## [Provided passage]
Alternatively, an aspect of the present invention is a speech recognition apparatus operable with a host computer having two ports, with a keyboard comprising: a) an electrical circuit means, having speech recognition means, external to the host computer; b) a first electrical connecting means for communicating between the electrical circuit means and the first port of the computer; c) a second electrical connecting means for communicating between the electrical circuit means and the second port of the computer; d) a third electrical connecting means for communicating between the electrical circuit means and the keyboard; e) an optional noise canceling microphone for insertion into electrical circuit means for inputting voice commands to said electrical circuit means; f) a software application for installing in the host computer for configuring and

training the voice commands with corresponding key-press information; g) the electrical circuit means further including a microcontroller for controlling transmission of the voice commands to the host computer and for receiving from the host computer the voice commands and the key-press information; and h) the electrical circuit means further including a switch means for allowing the microcontroller to send the key-press information to the host computer. Preferably, the electrical circuit means is a COM (RS-232C) port interface, Parallel port interface or USB port interface.

## [Work order]
Could you resume the passage on the speech recognition apparatus and carry it on past its final sentence? The lines after this point have nothing to do with it.

## [Entries shown]
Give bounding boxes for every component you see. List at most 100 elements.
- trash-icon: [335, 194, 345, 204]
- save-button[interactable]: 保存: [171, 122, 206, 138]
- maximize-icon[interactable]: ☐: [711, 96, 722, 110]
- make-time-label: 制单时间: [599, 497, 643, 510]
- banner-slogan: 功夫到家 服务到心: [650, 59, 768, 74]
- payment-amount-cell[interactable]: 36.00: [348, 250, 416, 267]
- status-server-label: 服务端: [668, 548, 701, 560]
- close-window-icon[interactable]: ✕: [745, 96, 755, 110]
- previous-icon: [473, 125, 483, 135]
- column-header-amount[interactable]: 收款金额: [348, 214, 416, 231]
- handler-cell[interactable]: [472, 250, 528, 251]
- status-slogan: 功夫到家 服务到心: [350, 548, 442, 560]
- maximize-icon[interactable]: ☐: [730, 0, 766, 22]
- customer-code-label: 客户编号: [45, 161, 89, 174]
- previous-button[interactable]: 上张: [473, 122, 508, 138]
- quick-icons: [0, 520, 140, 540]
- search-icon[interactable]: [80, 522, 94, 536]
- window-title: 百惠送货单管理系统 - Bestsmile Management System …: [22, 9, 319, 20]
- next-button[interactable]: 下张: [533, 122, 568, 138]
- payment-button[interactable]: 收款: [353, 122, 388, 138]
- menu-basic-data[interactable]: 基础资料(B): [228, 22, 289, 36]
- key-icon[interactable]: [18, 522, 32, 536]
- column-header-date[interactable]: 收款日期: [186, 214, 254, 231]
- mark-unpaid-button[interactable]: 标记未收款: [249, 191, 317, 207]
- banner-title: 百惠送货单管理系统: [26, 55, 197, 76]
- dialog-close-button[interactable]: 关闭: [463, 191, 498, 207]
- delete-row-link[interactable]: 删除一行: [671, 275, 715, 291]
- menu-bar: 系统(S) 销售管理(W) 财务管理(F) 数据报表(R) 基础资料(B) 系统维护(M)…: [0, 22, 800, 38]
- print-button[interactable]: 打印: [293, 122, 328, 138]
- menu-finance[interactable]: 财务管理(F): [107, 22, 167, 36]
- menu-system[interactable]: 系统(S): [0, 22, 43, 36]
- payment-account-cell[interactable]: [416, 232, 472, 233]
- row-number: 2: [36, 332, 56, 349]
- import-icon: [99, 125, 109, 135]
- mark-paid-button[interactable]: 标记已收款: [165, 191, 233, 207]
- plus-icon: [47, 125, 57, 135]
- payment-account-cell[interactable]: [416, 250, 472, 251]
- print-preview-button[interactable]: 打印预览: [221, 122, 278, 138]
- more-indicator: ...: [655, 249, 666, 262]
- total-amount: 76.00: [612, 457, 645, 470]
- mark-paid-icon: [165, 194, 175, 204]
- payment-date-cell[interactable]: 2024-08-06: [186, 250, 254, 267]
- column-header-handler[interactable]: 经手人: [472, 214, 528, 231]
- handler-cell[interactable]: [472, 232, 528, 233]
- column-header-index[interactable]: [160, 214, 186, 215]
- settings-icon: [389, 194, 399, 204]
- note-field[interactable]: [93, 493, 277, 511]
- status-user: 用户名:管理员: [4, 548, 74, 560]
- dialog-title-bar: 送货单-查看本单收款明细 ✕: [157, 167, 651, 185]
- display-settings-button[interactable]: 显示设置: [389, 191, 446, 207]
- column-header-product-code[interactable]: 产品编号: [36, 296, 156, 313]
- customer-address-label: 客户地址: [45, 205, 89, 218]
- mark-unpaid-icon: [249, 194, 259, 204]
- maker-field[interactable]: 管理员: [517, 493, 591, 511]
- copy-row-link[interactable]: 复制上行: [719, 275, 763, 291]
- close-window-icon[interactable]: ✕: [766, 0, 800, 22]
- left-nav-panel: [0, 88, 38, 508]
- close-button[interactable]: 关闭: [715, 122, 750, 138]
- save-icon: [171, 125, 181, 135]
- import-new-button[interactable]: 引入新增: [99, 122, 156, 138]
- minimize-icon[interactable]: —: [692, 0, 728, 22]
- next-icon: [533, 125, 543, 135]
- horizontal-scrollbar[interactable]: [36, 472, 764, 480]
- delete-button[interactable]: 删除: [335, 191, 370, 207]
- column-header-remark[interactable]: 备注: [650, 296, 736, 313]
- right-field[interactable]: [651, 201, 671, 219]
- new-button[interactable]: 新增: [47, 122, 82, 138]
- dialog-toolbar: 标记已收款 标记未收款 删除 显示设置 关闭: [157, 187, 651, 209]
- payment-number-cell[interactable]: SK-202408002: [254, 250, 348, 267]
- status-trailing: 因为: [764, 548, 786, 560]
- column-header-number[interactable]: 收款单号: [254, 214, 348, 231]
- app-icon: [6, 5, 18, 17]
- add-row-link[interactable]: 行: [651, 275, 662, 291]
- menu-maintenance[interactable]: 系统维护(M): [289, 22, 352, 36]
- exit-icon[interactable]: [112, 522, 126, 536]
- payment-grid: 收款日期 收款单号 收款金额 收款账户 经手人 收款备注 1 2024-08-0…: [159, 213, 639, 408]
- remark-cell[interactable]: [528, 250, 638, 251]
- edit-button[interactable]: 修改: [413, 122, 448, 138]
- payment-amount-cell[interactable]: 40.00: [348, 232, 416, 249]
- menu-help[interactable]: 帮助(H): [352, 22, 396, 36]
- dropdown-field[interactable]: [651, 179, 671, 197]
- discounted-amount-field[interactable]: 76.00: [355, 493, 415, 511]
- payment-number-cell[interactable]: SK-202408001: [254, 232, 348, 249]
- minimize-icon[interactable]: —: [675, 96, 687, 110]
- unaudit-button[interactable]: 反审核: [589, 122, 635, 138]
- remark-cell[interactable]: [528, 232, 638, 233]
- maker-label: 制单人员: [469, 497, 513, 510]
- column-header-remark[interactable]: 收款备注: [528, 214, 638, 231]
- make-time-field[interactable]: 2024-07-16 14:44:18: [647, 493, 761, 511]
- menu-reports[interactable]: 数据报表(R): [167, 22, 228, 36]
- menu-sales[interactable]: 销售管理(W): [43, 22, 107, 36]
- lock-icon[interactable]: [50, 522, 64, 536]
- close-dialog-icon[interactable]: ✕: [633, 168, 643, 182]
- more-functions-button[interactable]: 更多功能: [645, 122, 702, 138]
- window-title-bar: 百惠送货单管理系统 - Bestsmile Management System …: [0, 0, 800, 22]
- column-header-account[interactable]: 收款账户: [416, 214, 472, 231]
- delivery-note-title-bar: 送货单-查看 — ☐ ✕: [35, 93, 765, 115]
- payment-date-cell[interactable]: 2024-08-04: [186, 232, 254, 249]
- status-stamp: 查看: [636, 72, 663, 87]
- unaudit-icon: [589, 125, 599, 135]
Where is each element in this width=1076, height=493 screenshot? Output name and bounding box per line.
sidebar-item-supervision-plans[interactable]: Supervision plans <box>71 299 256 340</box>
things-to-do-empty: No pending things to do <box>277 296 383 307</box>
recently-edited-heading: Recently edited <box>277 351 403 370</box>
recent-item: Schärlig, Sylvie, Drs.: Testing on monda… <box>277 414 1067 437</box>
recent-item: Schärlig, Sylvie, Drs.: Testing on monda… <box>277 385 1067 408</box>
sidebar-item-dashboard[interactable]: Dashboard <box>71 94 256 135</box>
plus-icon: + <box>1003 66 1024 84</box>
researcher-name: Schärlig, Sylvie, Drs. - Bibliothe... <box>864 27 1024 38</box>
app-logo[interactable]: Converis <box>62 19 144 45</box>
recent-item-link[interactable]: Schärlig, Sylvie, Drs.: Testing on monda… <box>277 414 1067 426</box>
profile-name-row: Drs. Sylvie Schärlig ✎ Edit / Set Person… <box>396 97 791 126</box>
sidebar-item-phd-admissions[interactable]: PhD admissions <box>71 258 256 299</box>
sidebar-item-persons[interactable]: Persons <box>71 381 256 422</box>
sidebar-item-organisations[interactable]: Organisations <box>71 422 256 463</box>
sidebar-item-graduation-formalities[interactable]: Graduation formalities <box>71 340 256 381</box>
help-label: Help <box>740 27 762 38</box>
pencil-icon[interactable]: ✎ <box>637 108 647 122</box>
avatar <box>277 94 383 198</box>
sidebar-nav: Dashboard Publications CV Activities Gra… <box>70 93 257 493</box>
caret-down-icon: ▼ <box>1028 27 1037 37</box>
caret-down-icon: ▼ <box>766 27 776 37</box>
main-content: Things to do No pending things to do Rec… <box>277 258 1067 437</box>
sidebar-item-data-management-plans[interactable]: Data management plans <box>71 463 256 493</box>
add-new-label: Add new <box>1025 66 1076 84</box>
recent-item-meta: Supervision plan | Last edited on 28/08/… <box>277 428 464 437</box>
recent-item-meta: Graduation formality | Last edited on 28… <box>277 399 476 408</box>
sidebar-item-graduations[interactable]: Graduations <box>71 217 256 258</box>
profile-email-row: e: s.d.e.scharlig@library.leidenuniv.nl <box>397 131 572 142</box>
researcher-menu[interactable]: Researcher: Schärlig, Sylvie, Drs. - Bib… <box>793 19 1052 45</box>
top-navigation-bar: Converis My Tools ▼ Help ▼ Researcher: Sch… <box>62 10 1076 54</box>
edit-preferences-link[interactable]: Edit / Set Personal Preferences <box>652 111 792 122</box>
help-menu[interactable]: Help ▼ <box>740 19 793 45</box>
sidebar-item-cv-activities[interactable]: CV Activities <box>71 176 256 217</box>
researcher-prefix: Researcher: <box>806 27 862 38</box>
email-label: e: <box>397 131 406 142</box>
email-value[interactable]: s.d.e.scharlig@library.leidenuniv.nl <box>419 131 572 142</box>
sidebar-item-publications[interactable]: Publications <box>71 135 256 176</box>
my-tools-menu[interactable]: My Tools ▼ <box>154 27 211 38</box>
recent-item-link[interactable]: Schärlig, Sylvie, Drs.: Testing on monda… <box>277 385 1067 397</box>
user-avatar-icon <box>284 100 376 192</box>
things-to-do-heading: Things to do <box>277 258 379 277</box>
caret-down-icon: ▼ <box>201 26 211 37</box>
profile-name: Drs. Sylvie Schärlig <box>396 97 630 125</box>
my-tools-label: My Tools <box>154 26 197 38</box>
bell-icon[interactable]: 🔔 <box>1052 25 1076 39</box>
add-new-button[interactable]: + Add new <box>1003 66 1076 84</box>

## [Response below]
The preferred first electrical connecting means for communicating between the electrical circuit means and the first port of the computer is a null modem cable for the COM (RS-232C) port; the centronics cable for the parallel port device; and a high speed USB cable for the USB port. The preferred second electrical connecting means for communicating between the electrical circuit means and the second port of the computer is a keyboard patch and the preferred third electrical connecting means for communicating between the electrical circuit means and the keyboard is a keyboard cable.

In another aspect the invention provides a speech recognition system for computer games, having a host computer with a keyboard comprising: a) means for installing an electrical circuit board into the computer; b) means for communicating between the electrical circuit board and the computer; c) means for communicating between the electrical circuit board and the keyboard; d) means for training a user's voice commands to be recognized by the electrical circuit board; e) means for installing a software application into the host computer with pre-loaded commands and for configuring and training the pre-loaded commands with the user's own voice; f) means for assigning a corresponding key-press entry to the user's trained command for transmission to the electrical circuit board;

and g) switch means for connecting and for disconnecting the keyboard from the electrical circuit board for sending the key-press entry to the host computer.

In yet another aspect, the present invention provides a method for allowing for programming a speech recognition system to recognize a user's own verbal commands for use in computer games, comprising the steps of: a) installing a ISA plug-in circuit board into the computer having at least three ports; b) connecting a computer to one port, a keyboard to the second port, and a microphone headset to the third port; c) installing a software application into the host computer with pre-loaded commands and having the ability to configure and train the pre-loaded commands with the user's own voice and assigning a corresponding key-press entry to the user's trained commands for storing in a computer file and for transmission to the plug-in circuit board; and d) providing switch means to connect and disconnect the keyboard from the electrical circuit board for sending the key-press entry to the host computer.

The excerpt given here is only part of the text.